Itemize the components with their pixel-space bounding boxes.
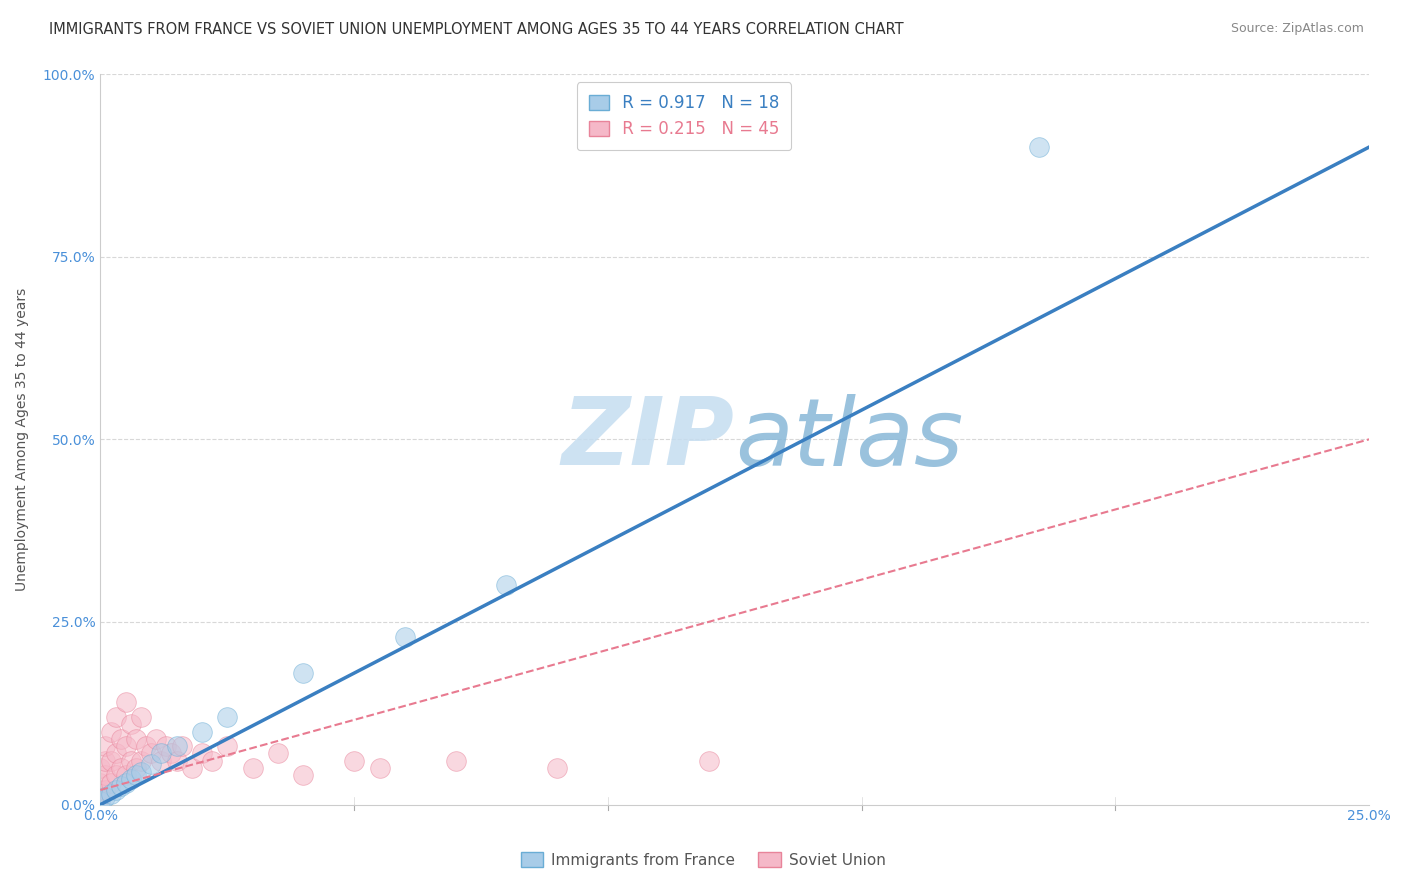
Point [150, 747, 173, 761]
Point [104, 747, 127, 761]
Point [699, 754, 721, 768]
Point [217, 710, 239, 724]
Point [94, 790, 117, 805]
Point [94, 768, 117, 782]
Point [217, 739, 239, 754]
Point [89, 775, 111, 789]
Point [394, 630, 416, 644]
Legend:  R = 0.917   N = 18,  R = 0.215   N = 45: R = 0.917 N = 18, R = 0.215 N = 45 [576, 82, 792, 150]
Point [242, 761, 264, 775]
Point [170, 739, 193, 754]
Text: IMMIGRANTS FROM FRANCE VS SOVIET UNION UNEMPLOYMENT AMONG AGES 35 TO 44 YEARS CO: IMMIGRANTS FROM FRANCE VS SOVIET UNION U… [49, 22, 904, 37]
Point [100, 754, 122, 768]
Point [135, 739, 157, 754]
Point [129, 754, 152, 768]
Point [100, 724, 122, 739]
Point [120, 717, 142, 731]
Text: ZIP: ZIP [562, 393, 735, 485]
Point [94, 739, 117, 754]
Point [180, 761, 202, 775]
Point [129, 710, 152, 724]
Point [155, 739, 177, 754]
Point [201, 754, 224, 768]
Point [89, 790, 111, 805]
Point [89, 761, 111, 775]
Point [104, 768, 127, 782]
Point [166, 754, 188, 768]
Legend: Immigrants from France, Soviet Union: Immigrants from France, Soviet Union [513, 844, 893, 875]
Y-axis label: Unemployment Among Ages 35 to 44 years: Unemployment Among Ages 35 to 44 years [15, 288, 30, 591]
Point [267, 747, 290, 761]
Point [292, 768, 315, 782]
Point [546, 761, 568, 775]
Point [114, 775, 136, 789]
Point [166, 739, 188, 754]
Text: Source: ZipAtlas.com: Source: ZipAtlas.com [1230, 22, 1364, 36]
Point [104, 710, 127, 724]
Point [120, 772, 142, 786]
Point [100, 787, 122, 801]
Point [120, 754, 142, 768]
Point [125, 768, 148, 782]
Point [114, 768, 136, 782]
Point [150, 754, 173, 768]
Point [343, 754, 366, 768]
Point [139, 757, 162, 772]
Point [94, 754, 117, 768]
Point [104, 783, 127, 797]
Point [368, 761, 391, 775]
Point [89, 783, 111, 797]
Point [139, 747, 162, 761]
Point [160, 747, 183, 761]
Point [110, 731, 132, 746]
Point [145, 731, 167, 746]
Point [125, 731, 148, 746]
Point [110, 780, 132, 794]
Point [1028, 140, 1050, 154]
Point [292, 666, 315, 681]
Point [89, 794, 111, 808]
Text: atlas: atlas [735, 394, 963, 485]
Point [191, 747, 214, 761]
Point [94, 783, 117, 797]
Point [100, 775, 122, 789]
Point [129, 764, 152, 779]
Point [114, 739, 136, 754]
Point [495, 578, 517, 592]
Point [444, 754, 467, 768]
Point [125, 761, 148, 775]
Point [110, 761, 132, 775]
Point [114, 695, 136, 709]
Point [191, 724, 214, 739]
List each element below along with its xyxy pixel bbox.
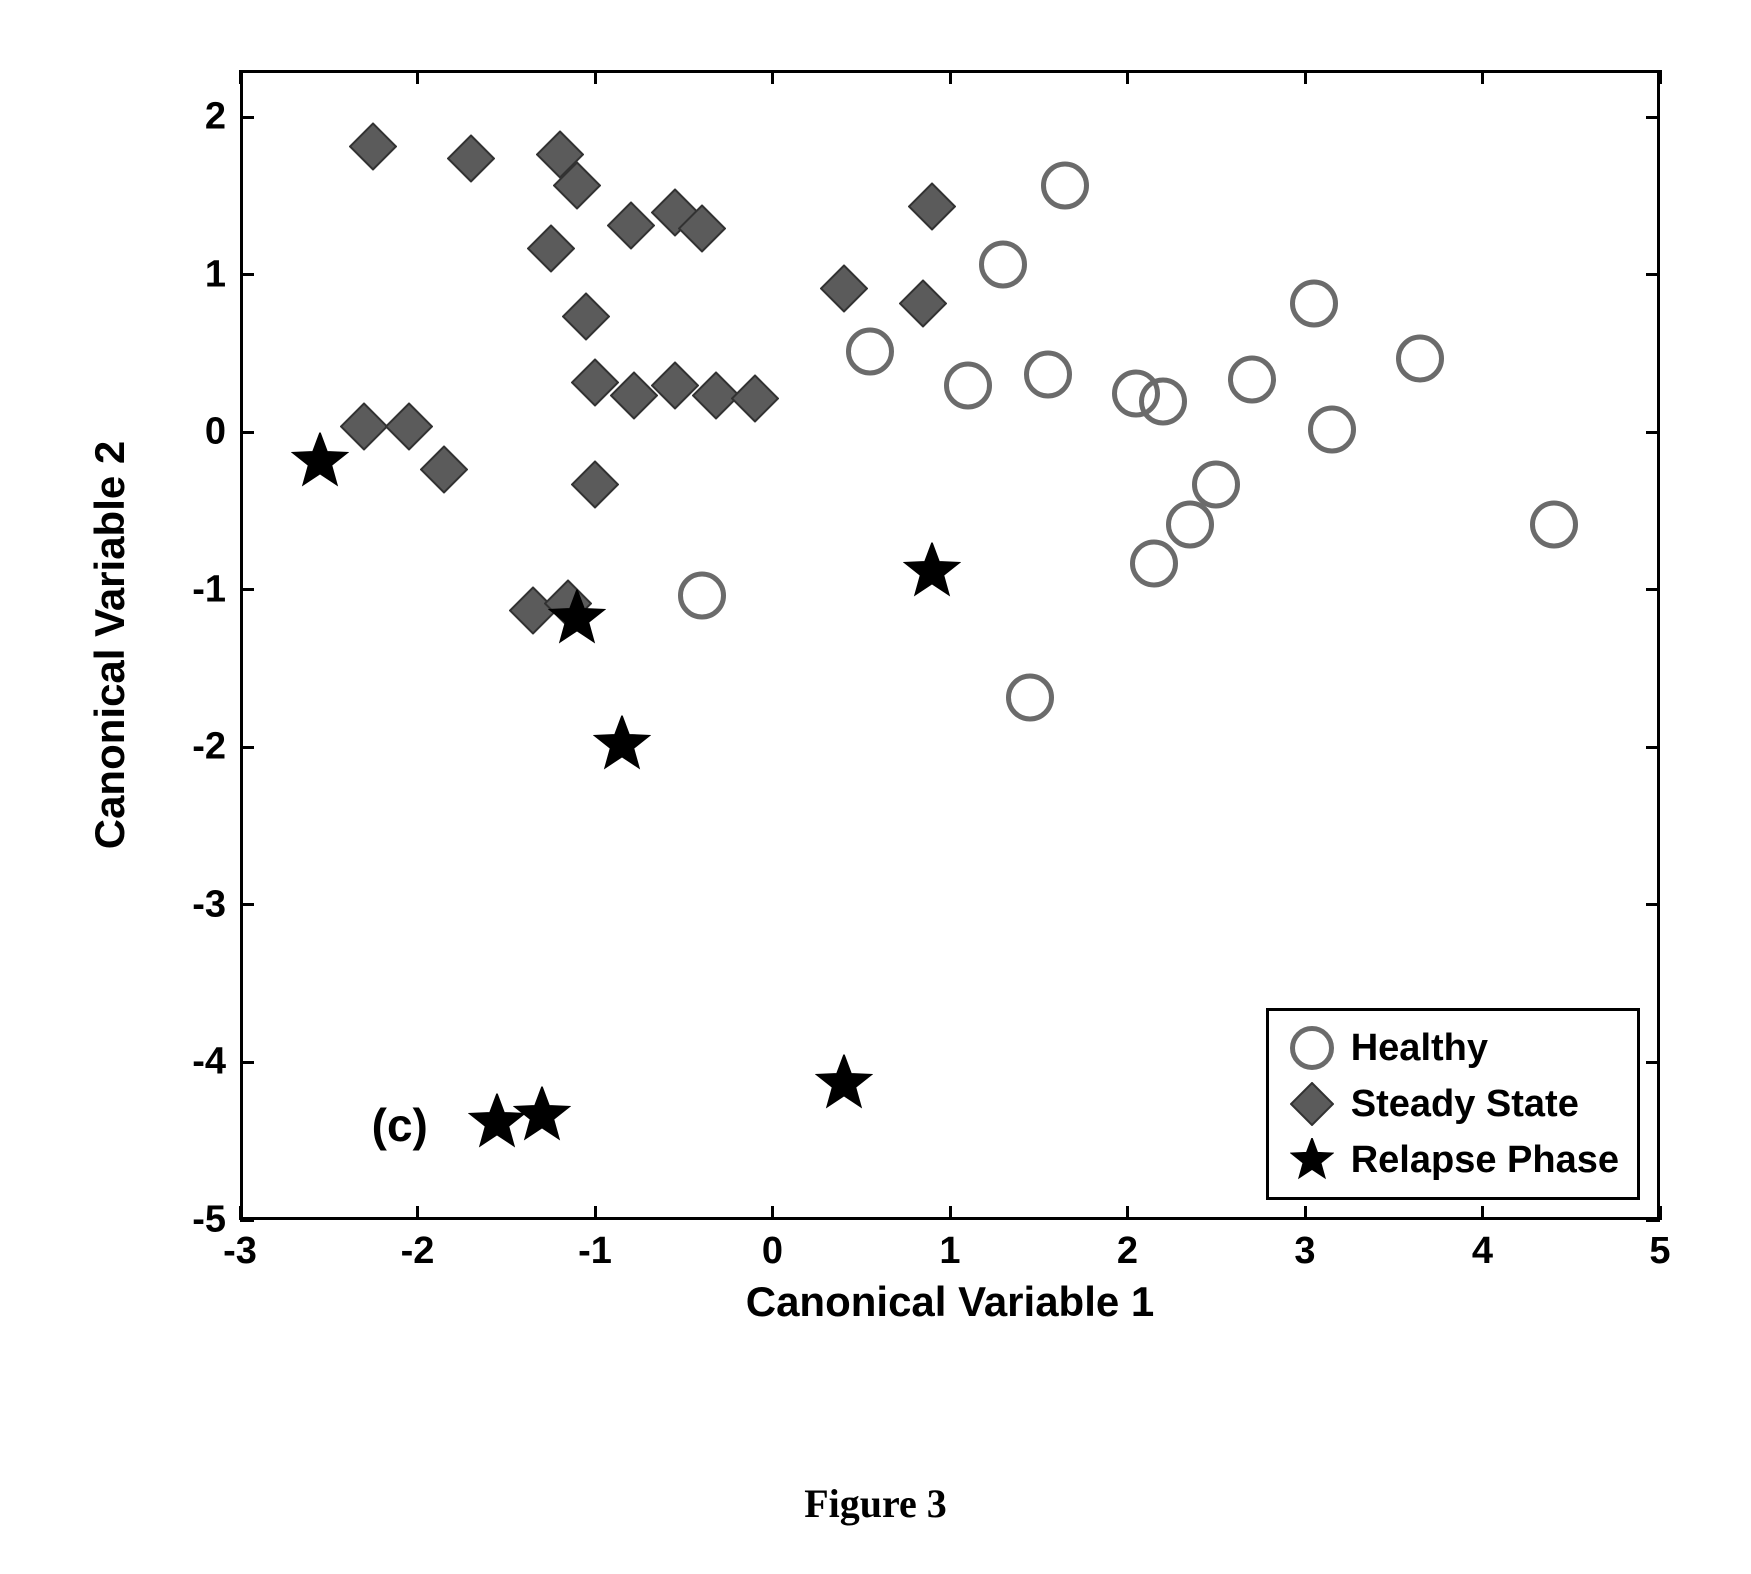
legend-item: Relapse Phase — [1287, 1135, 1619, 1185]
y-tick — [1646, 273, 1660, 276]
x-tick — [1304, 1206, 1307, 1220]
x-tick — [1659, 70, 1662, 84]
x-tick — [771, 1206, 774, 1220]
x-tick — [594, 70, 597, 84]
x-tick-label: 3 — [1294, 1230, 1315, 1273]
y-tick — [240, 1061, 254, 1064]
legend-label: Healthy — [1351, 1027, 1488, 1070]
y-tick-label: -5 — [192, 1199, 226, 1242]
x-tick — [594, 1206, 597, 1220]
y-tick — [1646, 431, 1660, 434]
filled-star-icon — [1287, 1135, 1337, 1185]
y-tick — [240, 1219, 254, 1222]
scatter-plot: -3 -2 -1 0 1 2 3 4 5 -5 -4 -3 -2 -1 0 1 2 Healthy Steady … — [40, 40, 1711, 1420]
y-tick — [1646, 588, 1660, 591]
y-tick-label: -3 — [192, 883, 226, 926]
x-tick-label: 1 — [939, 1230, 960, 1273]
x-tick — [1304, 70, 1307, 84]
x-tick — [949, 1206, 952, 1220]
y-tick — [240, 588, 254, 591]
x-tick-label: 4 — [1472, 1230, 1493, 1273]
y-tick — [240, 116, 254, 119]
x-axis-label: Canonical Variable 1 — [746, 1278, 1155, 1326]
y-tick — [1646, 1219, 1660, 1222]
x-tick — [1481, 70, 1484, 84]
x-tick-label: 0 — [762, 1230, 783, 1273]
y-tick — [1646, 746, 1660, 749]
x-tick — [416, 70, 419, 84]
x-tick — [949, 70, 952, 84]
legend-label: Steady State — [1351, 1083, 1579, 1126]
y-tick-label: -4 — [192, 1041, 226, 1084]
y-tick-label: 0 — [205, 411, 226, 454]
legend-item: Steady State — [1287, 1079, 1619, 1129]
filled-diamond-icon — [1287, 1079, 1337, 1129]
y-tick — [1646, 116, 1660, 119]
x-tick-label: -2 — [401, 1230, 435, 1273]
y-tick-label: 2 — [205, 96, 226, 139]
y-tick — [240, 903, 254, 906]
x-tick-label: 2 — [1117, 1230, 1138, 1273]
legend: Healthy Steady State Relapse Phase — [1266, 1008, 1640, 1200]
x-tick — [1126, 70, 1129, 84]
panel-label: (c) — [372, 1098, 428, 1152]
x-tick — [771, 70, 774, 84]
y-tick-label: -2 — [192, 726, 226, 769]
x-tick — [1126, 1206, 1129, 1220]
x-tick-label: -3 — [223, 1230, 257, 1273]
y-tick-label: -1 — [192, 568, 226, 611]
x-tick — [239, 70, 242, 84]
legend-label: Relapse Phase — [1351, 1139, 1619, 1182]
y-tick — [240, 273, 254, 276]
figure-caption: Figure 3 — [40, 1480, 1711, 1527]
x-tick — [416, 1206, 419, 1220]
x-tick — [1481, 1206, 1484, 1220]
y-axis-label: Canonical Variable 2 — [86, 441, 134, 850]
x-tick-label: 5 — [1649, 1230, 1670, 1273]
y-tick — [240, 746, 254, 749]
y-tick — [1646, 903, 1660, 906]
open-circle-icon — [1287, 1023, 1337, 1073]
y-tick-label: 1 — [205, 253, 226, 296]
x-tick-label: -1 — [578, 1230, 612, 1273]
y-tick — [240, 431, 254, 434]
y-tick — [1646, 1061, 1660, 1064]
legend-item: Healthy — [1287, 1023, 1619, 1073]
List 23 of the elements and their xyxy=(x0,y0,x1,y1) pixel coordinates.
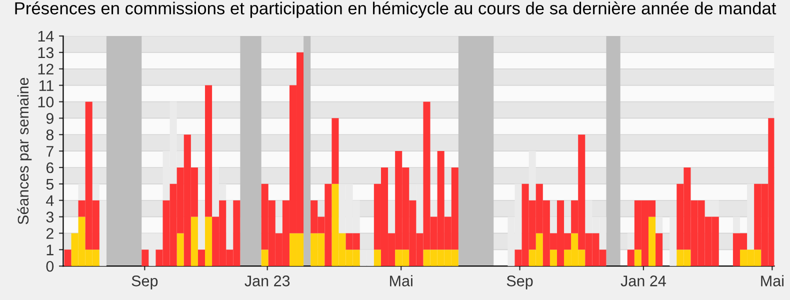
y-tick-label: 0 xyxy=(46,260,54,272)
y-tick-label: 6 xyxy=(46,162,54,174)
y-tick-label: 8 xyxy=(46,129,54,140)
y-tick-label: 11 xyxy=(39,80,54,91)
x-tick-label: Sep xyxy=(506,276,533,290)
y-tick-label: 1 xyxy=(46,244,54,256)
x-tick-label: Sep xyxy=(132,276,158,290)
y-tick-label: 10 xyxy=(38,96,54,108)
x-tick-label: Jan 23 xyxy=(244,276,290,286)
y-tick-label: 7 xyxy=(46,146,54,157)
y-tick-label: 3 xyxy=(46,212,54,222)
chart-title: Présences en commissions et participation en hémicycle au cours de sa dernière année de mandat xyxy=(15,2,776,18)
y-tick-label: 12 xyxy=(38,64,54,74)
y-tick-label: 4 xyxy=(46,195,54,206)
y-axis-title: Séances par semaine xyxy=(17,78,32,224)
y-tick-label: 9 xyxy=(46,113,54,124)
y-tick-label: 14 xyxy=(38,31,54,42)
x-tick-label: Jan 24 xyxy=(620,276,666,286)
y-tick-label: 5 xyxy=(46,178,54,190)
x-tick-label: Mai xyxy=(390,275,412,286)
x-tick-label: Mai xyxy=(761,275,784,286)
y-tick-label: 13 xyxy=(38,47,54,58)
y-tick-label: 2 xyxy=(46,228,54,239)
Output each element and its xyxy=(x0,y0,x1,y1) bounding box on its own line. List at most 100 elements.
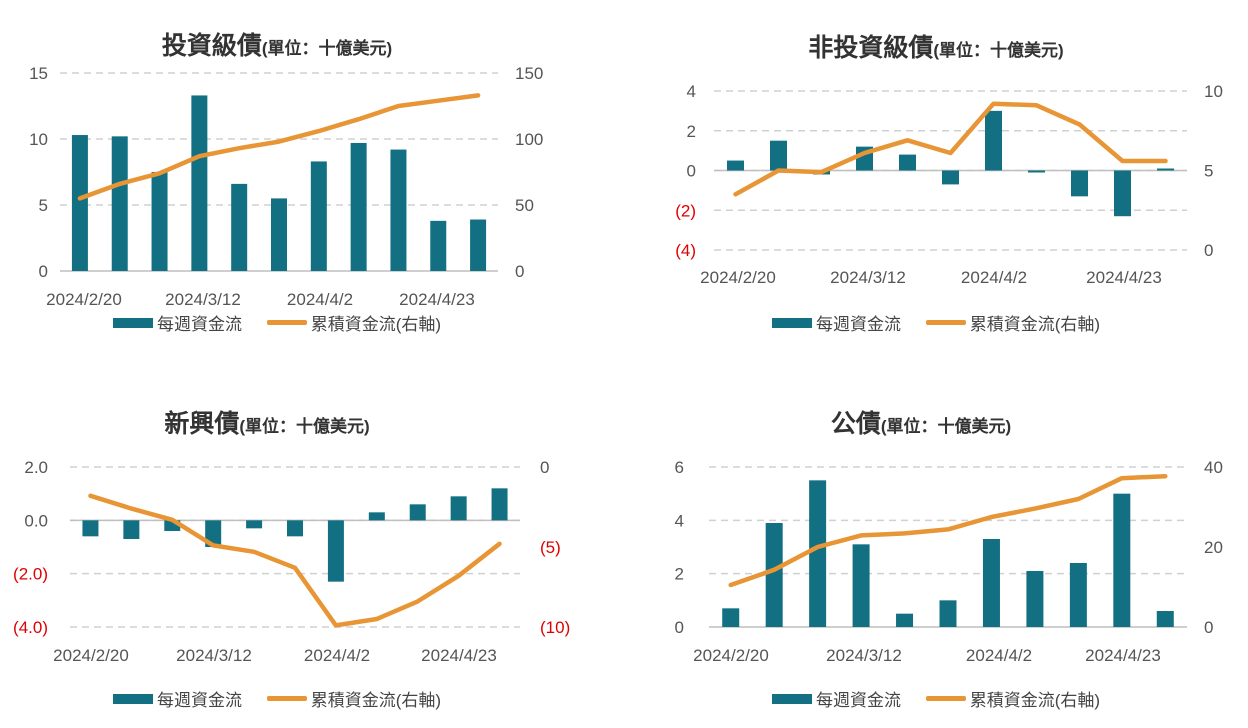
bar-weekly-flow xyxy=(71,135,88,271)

DIRECTIONS FOR THIS TASK:
Reproduce everything from the line with "Point [150, 747, 173, 761]" down to the line with "Point [129, 754, 152, 768]", both included, with each line unchanged.

RESULT BELOW:
Point [150, 747, 173, 761]
Point [104, 747, 127, 761]
Point [699, 754, 721, 768]
Point [217, 710, 239, 724]
Point [94, 790, 117, 805]
Point [94, 768, 117, 782]
Point [217, 739, 239, 754]
Point [89, 775, 111, 789]
Point [394, 630, 416, 644]
Legend:  R = 0.917   N = 18,  R = 0.215   N = 45: R = 0.917 N = 18, R = 0.215 N = 45 [576, 82, 792, 150]
Point [242, 761, 264, 775]
Point [170, 739, 193, 754]
Text: IMMIGRANTS FROM FRANCE VS SOVIET UNION UNEMPLOYMENT AMONG AGES 35 TO 44 YEARS CO: IMMIGRANTS FROM FRANCE VS SOVIET UNION U… [49, 22, 904, 37]
Point [100, 754, 122, 768]
Point [135, 739, 157, 754]
Point [129, 754, 152, 768]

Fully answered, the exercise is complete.